[Begin Provided records]

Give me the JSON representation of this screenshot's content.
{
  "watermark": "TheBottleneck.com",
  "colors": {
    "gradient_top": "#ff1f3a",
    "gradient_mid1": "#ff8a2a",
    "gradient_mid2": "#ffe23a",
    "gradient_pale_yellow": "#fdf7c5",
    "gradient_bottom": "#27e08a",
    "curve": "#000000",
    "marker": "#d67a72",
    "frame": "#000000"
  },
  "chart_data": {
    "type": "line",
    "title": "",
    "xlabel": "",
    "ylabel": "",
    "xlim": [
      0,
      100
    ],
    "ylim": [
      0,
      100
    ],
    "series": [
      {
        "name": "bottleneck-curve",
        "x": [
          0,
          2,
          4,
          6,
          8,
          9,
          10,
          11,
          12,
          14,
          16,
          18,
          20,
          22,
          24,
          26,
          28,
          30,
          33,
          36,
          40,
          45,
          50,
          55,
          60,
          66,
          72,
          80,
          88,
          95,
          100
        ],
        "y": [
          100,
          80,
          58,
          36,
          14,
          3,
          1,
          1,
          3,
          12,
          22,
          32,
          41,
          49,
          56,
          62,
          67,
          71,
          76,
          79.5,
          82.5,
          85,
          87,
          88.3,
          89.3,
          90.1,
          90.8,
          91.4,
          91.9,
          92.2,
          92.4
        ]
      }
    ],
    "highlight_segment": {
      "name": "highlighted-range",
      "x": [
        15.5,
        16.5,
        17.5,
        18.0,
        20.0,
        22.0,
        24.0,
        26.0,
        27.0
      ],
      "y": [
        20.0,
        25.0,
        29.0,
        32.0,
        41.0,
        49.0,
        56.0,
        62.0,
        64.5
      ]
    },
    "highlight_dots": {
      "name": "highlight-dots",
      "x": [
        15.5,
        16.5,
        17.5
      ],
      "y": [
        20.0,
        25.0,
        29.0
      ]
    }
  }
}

[End Provided records]

■ Your goal ■
Collect the lines of the data that carry the word "name".

■ Worked answer ■
        "name": "bottleneck-curve",
      "name": "highlighted-range",
      "name": "highlight-dots",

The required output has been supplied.